__Task statement__: Below are some records. Copy every line in them that holds "will".
↓
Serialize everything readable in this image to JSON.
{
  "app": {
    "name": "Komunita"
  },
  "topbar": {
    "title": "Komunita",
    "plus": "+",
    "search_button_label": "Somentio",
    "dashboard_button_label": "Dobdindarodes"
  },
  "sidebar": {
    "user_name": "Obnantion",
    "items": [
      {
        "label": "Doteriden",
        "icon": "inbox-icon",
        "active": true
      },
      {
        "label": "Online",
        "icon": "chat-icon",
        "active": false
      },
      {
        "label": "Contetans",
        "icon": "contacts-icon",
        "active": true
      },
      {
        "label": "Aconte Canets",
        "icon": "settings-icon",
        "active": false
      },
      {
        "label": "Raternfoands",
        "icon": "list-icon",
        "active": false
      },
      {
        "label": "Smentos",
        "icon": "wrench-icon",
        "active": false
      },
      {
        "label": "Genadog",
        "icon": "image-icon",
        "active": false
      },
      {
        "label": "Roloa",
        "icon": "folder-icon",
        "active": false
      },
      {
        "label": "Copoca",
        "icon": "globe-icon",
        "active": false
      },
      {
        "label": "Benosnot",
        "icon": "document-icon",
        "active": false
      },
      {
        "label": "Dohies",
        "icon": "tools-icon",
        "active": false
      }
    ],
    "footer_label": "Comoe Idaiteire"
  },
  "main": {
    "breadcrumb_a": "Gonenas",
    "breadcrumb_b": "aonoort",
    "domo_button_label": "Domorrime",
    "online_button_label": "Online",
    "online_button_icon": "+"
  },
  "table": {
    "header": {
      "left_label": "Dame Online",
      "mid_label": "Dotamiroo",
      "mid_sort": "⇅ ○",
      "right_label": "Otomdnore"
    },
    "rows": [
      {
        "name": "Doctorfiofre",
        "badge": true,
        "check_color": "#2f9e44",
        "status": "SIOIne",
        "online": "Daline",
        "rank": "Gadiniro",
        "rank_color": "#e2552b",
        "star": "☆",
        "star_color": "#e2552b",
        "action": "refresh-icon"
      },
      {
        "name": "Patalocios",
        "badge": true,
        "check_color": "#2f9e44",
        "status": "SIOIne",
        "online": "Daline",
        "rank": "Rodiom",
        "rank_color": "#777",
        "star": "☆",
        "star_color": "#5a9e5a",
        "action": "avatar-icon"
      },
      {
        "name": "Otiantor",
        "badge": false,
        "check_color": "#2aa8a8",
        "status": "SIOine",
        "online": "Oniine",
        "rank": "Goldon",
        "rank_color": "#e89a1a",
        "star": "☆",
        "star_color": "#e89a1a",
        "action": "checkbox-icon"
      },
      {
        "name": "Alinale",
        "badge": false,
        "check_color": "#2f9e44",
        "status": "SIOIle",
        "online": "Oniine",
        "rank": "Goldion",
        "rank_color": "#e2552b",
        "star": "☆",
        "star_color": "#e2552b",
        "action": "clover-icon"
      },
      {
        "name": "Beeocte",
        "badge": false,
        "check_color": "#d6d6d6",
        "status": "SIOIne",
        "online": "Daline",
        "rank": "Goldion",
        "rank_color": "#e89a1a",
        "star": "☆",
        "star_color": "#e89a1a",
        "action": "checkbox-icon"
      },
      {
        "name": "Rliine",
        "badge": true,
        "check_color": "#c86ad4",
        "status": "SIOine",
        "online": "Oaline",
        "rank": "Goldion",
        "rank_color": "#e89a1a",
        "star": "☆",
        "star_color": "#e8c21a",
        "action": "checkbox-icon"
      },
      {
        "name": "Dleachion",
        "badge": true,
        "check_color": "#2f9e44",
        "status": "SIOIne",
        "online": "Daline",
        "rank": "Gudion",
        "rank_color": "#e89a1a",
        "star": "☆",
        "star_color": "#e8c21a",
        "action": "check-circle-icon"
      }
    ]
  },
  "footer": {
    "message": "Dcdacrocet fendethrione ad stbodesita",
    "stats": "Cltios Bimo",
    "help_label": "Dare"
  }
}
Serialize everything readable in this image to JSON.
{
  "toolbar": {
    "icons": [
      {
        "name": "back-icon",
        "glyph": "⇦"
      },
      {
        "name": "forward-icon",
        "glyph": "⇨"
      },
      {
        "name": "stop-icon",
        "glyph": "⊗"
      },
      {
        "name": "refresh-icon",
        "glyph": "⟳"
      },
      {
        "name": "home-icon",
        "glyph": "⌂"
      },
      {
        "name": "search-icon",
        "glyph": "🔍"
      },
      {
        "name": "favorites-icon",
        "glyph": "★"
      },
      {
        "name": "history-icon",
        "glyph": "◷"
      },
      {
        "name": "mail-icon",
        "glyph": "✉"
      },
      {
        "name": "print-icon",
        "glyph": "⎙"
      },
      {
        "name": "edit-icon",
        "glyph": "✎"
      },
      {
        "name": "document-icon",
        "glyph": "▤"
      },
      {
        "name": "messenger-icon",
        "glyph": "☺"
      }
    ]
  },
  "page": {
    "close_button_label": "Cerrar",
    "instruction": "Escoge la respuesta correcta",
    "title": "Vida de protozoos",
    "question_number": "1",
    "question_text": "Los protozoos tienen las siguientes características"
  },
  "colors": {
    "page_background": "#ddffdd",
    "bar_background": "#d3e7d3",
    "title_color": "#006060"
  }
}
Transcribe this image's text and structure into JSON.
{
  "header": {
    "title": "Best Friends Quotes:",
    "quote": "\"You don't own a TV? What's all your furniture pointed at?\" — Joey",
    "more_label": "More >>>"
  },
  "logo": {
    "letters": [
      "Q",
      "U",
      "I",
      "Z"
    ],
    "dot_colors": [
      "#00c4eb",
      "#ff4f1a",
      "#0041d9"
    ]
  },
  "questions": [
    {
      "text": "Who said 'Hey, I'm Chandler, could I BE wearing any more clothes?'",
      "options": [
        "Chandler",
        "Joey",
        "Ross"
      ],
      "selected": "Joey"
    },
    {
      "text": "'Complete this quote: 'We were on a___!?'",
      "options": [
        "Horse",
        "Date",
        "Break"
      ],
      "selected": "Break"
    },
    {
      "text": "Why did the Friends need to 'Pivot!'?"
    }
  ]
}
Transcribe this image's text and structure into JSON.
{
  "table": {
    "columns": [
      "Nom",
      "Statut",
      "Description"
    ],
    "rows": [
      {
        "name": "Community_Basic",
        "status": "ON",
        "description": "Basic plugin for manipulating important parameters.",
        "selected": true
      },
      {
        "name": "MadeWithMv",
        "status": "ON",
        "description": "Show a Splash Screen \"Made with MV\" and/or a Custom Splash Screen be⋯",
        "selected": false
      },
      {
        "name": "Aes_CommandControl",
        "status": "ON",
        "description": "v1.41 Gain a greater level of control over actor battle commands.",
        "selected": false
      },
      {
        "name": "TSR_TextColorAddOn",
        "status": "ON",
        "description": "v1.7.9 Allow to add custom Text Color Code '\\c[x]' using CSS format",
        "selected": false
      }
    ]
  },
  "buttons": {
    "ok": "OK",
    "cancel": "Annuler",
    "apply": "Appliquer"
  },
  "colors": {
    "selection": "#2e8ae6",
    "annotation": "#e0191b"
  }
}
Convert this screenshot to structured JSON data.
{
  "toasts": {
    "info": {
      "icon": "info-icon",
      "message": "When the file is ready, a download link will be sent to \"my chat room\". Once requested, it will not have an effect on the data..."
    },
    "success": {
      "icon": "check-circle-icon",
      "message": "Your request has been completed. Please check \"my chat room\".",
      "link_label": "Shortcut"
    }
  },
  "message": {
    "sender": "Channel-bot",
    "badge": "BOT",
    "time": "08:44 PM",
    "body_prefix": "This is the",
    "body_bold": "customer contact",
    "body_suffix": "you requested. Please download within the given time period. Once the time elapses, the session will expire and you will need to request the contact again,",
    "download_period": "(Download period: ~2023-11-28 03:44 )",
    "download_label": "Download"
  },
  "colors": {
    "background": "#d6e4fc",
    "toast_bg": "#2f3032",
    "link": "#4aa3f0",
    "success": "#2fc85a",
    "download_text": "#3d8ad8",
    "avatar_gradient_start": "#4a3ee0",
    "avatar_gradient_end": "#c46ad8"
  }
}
↑
__Final result__:
      "message": "When the file is ready, a download link will be sent to \"my chat room\". Once requested, it will not have an effect on the data..."
    "body_suffix": "you requested. Please download within the given time period. Once the time elapses, the session will expire and you will need to request the contact again,",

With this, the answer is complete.